◆ Passage provided:
++++++++++
Definitions for capitalized terms used in this document can be found in the "Glossary" at the end of this document.

Certain reclassifications have been made to the balances as of and for the three and nine months ended September 30, 2010 to be consistent with classifications adopted for 2011, and had no effect on net income, total assets, or total liabilities.

Through this discussion and analysis, we intend to provide the reader with some narrative context for how our management views our consolidated financial statements, additional context within which to assess our operating results, and information on the quality and variability of our earnings, liquidity and cash flows.
++++++++++
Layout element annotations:
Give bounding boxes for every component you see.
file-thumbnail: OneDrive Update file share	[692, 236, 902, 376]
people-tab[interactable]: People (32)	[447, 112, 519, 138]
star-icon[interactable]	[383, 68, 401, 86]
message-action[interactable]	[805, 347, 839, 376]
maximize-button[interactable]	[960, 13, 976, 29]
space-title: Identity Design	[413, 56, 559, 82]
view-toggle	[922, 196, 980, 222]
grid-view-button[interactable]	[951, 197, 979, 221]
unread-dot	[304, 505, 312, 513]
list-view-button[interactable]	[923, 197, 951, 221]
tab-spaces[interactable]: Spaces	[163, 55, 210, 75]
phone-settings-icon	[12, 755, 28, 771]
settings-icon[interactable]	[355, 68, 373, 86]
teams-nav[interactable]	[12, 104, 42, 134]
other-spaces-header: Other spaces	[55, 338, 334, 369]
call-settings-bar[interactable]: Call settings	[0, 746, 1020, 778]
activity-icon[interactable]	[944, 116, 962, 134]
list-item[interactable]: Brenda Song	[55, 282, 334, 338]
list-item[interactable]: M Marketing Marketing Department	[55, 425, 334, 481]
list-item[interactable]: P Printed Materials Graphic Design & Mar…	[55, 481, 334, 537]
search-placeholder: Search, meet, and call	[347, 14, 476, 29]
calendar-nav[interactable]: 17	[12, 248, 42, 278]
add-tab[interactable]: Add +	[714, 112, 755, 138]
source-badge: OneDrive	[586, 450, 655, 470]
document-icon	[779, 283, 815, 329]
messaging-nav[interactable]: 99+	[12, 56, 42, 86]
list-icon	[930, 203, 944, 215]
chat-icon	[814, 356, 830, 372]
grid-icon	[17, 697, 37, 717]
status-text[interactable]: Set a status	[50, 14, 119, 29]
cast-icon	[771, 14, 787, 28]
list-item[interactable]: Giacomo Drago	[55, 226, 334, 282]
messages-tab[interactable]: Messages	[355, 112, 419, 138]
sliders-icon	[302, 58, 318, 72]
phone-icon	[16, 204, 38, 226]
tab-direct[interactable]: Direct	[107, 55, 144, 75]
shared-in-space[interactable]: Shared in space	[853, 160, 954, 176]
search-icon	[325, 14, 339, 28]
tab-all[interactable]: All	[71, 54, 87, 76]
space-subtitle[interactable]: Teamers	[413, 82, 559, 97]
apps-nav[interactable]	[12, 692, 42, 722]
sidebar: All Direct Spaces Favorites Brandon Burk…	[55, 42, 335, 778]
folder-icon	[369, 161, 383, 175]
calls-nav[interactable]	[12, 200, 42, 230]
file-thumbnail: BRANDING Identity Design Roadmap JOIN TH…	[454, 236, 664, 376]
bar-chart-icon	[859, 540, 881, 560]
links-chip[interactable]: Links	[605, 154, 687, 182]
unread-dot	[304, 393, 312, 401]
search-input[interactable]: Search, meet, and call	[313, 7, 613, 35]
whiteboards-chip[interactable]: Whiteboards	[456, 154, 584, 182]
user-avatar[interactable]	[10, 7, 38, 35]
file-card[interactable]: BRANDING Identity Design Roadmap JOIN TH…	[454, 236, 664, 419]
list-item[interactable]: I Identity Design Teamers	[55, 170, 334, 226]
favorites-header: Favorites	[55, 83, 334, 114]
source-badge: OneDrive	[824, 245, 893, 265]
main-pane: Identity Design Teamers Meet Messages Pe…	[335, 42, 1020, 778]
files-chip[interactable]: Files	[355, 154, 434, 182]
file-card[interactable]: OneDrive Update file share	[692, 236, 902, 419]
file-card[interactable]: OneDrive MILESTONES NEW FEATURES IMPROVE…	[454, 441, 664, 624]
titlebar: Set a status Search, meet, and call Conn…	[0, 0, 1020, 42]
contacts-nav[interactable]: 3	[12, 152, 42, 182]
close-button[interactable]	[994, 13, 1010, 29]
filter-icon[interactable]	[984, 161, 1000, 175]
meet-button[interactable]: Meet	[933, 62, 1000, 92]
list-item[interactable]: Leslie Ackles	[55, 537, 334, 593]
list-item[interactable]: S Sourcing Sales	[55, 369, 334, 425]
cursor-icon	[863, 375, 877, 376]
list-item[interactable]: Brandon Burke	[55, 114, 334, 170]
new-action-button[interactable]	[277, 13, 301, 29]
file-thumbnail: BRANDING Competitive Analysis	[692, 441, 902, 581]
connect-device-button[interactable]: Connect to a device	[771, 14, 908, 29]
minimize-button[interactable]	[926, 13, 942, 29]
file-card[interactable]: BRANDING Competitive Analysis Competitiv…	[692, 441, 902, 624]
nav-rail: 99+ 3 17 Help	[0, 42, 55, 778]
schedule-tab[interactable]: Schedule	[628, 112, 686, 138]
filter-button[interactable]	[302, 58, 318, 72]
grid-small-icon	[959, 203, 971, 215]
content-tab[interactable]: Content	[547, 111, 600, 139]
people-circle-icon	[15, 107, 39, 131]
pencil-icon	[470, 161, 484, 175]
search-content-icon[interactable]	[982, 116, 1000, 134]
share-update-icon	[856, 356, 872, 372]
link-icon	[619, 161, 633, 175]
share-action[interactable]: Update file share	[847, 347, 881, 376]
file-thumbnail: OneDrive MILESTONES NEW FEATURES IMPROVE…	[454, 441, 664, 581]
++++++++++
◆ Tasks to complete:
1 > List every financial measure that the passage on financial statements says the reclassifications had no effect on.
2 > Write the next few sentences of the passage on financial statements, beginning after its final sentence.

◆ Responses per task:
1 > Net income, total assets, and total liabilities.

2 >
Selected Financial Information and Ratios



                                                                    Three Months Ended                      Nine Months Ended
                                                                       September 30,                          September 30,
(Dollars and shares in millions, except per share data)          2011                2010                2011               2010
GAAP Basis
Net income (loss)                                              $     (47 )         $    (495 )         $     122          $      83
Diluted earnings (loss) per common share                       $    (.10 )         $   (1.06 )         $     .21          $     .06
Weighted average shares used to compute diluted
earnings (loss) per share                                            511                 485                 526                486
Return on assets                                                    (.10 )%            (1.00 )%              .09 %              .06 %
"Core Earnings" Basis(1)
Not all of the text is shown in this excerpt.